- [Work instructions]
Reproduce all entries precisely as they are written.

[Data items]

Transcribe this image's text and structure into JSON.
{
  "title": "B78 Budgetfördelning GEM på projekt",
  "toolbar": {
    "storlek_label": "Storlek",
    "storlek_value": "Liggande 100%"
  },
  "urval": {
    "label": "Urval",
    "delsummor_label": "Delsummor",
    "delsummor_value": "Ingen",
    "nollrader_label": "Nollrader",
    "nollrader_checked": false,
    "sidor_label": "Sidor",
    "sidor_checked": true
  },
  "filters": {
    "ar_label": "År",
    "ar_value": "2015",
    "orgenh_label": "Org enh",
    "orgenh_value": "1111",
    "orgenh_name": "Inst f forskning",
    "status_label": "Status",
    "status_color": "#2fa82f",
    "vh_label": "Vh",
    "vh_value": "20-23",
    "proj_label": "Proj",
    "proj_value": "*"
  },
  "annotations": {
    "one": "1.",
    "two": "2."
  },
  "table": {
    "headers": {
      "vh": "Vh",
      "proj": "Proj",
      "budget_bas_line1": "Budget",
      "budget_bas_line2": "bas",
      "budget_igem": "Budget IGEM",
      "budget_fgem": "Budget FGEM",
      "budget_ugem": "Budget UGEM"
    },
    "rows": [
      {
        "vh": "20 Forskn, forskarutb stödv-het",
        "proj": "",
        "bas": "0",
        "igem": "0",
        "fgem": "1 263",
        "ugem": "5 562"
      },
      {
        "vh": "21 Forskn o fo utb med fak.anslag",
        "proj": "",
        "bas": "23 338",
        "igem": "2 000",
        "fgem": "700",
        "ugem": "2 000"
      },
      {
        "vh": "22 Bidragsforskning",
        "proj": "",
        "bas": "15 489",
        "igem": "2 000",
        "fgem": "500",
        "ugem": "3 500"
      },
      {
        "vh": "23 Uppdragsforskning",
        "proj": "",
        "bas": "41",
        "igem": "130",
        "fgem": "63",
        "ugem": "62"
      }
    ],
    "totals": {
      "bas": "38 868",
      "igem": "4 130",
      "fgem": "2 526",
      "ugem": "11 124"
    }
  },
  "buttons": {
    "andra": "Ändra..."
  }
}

- [Output of the task]
Transcribe this image's text and structure into JSON.
{
  "title": "B78 Budgetfördelning GEM på projekt",
  "toolbar": {
    "storlek_label": "Storlek",
    "storlek_value": "Liggande 100%"
  },
  "urval": {
    "label": "Urval",
    "delsummor_label": "Delsummor",
    "delsummor_value": "Ingen",
    "nollrader_label": "Nollrader",
    "nollrader_checked": false,
    "sidor_label": "Sidor",
    "sidor_checked": true
  },
  "filters": {
    "ar_label": "År",
    "ar_value": "2015",
    "orgenh_label": "Org enh",
    "orgenh_value": "1111",
    "orgenh_name": "Inst f forskning",
    "status_label": "Status",
    "status_color": "#2fa82f",
    "vh_label": "Vh",
    "vh_value": "20-23",
    "proj_label": "Proj",
    "proj_value": "*"
  },
  "annotations": {
    "one": "1.",
    "two": "2."
  },
  "table": {
    "headers": {
      "vh": "Vh",
      "proj": "Proj",
      "budget_bas_line1": "Budget",
      "budget_bas_line2": "bas",
      "budget_igem": "Budget IGEM",
      "budget_fgem": "Budget FGEM",
      "budget_ugem": "Budget UGEM"
    },
    "rows": [
      {
        "vh": "20 Forskn, forskarutb stödv-het",
        "proj": "",
        "bas": "0",
        "igem": "0",
        "fgem": "1 263",
        "ugem": "5 562"
      },
      {
        "vh": "21 Forskn o fo utb med fak.anslag",
        "proj": "",
        "bas": "23 338",
        "igem": "2 000",
        "fgem": "700",
        "ugem": "2 000"
      },
      {
        "vh": "22 Bidragsforskning",
        "proj": "",
        "bas": "15 489",
        "igem": "2 000",
        "fgem": "500",
        "ugem": "3 500"
      },
      {
        "vh": "23 Uppdragsforskning",
        "proj": "",
        "bas": "41",
        "igem": "130",
        "fgem": "63",
        "ugem": "62"
      }
    ],
    "totals": {
      "bas": "38 868",
      "igem": "4 130",
      "fgem": "2 526",
      "ugem": "11 124"
    }
  },
  "buttons": {
    "andra": "Ändra..."
  }
}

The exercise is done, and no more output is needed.